AVAILABLE DATA:
%%

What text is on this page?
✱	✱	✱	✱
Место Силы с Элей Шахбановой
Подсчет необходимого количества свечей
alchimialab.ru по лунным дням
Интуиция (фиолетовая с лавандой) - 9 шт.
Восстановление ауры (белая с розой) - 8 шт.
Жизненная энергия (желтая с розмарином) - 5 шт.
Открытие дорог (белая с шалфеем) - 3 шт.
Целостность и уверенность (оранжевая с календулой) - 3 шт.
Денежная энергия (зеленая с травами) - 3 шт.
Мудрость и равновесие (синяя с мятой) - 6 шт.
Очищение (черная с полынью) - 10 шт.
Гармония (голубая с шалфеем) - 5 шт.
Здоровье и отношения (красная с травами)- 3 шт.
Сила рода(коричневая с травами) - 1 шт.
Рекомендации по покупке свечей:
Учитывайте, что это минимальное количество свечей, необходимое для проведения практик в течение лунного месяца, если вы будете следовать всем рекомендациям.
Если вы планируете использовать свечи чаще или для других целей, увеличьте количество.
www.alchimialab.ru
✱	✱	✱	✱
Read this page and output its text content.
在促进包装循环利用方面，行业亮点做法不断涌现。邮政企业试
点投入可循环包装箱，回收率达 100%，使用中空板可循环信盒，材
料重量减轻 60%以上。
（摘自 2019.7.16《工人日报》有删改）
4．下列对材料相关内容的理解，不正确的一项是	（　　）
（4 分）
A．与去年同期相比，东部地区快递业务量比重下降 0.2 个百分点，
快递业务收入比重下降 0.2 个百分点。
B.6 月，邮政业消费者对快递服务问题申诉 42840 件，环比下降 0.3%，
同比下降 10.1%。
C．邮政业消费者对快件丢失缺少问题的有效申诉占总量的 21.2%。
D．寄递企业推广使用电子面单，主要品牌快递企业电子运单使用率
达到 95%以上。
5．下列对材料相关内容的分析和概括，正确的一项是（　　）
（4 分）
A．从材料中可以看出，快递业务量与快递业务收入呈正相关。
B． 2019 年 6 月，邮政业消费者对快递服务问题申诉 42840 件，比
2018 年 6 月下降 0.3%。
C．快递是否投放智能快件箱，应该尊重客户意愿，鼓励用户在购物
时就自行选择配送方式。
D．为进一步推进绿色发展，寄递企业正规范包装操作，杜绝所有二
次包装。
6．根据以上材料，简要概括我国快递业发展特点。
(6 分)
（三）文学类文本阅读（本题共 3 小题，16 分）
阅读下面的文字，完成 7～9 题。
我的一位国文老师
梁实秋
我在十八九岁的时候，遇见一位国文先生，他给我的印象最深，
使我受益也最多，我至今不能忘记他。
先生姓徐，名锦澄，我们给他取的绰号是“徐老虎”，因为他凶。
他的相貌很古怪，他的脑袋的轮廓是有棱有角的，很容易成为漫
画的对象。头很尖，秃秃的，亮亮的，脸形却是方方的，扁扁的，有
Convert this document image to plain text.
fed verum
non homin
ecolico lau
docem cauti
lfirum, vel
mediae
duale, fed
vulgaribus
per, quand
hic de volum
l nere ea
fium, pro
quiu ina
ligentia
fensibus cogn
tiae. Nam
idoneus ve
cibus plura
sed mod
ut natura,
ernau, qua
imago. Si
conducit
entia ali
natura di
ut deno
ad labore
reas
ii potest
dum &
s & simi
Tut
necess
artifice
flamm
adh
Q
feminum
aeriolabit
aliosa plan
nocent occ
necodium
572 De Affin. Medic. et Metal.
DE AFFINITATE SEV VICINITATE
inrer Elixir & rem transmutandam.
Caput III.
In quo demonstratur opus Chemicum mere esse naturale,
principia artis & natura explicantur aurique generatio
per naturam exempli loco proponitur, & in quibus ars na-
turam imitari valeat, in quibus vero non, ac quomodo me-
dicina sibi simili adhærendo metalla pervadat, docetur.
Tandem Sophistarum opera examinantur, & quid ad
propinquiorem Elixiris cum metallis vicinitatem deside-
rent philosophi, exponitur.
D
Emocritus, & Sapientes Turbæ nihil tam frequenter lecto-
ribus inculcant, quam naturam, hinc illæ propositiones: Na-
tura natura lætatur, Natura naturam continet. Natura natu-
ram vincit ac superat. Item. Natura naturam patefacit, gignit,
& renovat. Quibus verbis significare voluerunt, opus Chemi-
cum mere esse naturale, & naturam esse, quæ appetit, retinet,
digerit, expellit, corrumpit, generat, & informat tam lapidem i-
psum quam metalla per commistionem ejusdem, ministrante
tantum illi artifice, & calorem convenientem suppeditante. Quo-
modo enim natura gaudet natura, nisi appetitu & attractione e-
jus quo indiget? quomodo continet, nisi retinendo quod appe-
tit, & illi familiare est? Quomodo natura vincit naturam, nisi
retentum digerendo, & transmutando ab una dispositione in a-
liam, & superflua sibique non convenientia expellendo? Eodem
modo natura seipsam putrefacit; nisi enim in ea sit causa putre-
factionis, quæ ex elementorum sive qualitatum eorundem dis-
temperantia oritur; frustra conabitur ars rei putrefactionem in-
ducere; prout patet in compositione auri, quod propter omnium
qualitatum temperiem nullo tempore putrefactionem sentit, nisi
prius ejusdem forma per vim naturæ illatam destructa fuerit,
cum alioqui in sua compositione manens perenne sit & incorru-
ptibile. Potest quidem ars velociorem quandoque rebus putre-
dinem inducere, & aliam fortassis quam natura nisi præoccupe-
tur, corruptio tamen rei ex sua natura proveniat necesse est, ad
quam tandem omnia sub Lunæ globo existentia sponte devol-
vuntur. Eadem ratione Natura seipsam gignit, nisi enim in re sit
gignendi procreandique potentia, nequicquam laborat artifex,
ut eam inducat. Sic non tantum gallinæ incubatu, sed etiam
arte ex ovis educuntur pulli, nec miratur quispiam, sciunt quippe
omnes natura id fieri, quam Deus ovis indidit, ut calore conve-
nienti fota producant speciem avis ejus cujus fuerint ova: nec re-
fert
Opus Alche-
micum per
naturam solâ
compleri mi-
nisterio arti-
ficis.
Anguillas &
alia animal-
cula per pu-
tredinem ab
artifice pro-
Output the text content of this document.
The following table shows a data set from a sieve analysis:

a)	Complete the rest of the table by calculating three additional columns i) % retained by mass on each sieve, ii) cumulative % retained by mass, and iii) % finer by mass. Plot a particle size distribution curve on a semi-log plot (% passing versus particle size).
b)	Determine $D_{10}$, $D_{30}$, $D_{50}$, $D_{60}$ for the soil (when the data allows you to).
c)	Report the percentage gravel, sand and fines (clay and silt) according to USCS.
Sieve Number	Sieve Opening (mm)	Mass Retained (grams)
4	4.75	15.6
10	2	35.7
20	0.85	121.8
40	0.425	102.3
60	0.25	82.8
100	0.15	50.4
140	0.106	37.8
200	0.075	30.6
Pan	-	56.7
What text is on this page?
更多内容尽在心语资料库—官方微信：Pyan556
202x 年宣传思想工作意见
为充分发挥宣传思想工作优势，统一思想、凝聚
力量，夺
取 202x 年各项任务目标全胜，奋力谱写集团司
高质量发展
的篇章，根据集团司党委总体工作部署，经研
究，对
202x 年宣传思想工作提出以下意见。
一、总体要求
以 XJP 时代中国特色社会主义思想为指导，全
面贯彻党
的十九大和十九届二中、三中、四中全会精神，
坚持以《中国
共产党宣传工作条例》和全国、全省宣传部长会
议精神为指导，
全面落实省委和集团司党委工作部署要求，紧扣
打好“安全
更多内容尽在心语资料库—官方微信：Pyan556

%%

EXERCISE REQUIREMENTS:
List all lines holding the string "seipsam".

RESULT OF THIS TASK:
modo natura seipsam putrefacit; nisi enim in ea sit causa putre-
vuntur. Eadem ratione Natura seipsam gignit, nisi enim in re sit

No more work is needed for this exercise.